**Extract provided**
┄┄┄┄┄┄┄┄┄┄
There is only one Biguanide on the market, Metformin; however, it is available from a number of manufacturers and is available in immediate release and extended release versions. The most common side effect of Metformin is gastrointestinal (GI) in nature with nausea & diarrhea being the most common complaints that I will hear from my patients. The extended release version is much less likely to have these GI side effects; therefore, I avoid the immediate release version. Metformin is typically the first line of treatment for all people with type 2 diabetes unless they have a contraindication to its use including renal insufficiency or congestive heart failure. One of the causes of elevated glucoses in type 2 diabetes is the fact that the liver produces too much glucose and Metformin is an excellent product that decreases the liver’s production of glucose thus improving diabetes control. 

TZD’s target the insulin resistance that is type 2 diabetes by improving the skeletal muscle’s and fat cell’s sensitivity to insulin. The most common side effects are swelling and weight gain but these can be avoided with strict salt restriction and calorie reduction. TZD’s should not be used in people with uncontrolled heart failure. TZD’s may help to preserve the function of the pancreas’s beta cells and thus may slow the progressive nature of type 2 diabetes. These are excellent products and I frequently use them in my practice due to the good glucose control and the fact that they may protect beta cells.

Meglitinides are similar to SU’s in that they cause the pancreas to release insulin; however, they are shorter acting than SU’s and are given immediately before a meal to control after eating glucoses that rise in response to food. Therefore, the disadvantages are that they need to be taken 2 or 3 times a day with each meal and they can induce hypoglycemia. I use these only when someone has a specific problem with after eating glucose elevations that have not responded to other medications.
┄┄┄┄┄┄┄┄┄┄
**Activity list**
1 – According to the passage on diabetes medications, what is the most common side effect of Metformin?
2 – Which drug classes does the passage on diabetes medications name?
3 – Can you return the stretch of the passage on diabetes medications from "TZD’s target the" through "protect beta cells.", copied word for word?
Nothing in the listing is needed for this work.

[Bounding box prediction data]
┄┄┄┄┄┄┄┄┄┄
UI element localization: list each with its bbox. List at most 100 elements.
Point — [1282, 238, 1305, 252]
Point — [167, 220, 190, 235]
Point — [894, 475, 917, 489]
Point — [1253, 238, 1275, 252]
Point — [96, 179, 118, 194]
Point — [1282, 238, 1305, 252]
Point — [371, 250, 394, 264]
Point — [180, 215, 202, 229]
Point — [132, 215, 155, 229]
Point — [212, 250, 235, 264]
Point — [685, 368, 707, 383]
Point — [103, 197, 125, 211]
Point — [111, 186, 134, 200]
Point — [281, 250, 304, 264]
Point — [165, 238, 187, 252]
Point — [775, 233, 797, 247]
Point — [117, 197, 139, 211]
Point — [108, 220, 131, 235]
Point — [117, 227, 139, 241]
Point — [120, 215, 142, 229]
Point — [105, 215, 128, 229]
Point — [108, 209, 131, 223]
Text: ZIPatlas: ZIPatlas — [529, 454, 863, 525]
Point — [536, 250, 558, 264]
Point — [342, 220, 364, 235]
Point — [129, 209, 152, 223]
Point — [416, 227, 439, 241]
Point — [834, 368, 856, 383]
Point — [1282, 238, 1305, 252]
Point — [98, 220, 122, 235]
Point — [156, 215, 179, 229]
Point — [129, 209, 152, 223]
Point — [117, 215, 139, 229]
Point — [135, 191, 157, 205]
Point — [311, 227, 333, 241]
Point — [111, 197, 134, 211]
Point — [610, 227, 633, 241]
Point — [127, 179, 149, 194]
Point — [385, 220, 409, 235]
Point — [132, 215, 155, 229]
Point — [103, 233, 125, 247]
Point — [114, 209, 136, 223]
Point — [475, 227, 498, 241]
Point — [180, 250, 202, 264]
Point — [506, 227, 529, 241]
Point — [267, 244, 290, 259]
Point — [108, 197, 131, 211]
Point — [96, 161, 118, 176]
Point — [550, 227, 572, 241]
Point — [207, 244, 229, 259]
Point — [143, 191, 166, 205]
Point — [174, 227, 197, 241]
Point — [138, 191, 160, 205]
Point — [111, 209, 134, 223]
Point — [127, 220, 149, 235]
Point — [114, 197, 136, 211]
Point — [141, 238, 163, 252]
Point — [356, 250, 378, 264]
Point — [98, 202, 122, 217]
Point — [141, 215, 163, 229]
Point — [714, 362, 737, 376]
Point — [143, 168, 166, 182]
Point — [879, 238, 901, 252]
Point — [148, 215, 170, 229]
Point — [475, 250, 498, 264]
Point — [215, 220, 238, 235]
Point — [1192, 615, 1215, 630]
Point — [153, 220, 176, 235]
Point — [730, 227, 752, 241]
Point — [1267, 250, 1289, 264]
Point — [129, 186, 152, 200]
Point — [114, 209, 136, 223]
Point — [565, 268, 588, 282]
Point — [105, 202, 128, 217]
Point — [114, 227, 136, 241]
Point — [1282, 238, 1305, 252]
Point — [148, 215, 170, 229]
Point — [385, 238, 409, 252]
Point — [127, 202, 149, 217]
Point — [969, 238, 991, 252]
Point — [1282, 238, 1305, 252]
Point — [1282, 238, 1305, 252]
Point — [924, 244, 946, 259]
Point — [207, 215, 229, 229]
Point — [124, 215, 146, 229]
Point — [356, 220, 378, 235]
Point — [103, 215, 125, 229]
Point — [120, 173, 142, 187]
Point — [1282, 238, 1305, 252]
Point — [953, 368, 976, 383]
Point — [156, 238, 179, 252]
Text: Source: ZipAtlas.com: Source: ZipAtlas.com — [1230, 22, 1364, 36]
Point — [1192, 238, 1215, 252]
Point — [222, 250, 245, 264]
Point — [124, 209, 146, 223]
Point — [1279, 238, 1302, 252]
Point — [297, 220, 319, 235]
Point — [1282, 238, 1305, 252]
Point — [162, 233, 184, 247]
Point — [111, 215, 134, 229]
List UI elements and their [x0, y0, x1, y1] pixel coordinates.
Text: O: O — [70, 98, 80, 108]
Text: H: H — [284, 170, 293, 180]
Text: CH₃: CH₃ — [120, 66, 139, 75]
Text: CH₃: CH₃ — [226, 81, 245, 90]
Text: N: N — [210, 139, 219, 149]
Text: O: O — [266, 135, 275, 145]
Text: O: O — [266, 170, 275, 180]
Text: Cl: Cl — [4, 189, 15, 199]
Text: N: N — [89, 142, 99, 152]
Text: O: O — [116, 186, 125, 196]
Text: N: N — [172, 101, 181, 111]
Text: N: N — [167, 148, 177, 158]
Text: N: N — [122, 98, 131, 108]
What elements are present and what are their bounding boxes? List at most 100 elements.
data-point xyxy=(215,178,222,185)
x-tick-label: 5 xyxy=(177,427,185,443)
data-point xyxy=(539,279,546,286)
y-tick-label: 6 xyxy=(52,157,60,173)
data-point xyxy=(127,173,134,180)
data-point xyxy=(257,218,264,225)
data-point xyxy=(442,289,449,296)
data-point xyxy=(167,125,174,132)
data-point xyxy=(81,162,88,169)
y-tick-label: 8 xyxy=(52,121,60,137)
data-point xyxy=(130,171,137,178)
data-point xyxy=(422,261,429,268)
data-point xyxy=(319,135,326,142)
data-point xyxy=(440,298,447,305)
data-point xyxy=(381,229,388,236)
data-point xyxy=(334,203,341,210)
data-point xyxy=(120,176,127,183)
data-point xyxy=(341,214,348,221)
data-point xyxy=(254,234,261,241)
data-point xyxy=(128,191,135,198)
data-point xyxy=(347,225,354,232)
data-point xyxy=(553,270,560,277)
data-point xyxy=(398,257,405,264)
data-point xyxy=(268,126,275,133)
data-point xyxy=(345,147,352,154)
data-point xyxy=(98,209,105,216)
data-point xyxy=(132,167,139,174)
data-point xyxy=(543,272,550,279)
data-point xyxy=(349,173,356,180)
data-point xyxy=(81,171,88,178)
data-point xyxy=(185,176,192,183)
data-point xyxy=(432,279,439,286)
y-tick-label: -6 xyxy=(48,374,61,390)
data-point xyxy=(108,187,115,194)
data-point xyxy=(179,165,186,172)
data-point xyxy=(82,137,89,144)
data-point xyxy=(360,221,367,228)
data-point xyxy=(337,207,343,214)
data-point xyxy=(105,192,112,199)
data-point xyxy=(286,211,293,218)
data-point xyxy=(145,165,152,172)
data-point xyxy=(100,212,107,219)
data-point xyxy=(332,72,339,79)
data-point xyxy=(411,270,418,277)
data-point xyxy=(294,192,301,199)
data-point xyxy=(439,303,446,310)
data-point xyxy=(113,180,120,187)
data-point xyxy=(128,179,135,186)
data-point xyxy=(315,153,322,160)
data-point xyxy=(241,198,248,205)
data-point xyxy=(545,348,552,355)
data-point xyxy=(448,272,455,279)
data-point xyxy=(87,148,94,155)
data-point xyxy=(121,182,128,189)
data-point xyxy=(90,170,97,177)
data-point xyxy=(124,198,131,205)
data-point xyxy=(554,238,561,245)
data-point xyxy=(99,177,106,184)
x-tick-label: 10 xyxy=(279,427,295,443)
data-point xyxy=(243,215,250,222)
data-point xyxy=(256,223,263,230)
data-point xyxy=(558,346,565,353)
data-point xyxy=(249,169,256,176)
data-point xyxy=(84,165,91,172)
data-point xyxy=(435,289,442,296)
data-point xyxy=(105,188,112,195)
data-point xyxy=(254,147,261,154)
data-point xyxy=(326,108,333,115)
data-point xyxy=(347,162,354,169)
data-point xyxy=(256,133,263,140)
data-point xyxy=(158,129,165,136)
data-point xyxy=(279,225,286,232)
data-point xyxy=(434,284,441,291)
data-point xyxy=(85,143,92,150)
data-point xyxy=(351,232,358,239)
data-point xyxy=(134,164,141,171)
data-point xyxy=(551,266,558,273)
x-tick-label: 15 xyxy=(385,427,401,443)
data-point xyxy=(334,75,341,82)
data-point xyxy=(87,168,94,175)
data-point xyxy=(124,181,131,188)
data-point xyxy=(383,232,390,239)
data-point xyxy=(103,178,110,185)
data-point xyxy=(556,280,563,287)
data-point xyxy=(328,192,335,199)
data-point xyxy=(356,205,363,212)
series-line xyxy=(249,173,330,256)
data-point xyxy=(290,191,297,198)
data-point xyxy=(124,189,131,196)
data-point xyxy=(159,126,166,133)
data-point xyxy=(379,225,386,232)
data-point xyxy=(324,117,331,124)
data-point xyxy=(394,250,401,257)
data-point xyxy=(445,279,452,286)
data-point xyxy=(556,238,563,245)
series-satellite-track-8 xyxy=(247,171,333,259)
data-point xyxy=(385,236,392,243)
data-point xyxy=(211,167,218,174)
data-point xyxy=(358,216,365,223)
┄┄┄┄┄┄┄┄┄┄
**Outputs for the tasks**
1 – Gastrointestinal side effects, with nausea and diarrhea as the most common complaints.

2 – Biguanide, TZD’s, Meglitinides, SU’s

3 –
TZD’s target the insulin resistance that is type 2 diabetes by improving the skeletal muscle’s and fat cell’s sensitivity to insulin. The most common side effects are swelling and weight gain but these can be avoided with strict salt restriction and calorie reduction. TZD’s should not be used in people with uncontrolled heart failure. TZD’s may help to preserve the function of the pancreas’s beta cells and thus may slow the progressive nature of type 2 diabetes. These are excellent products and I frequently use them in my practice due to the good glucose control and the fact that they may protect beta cells.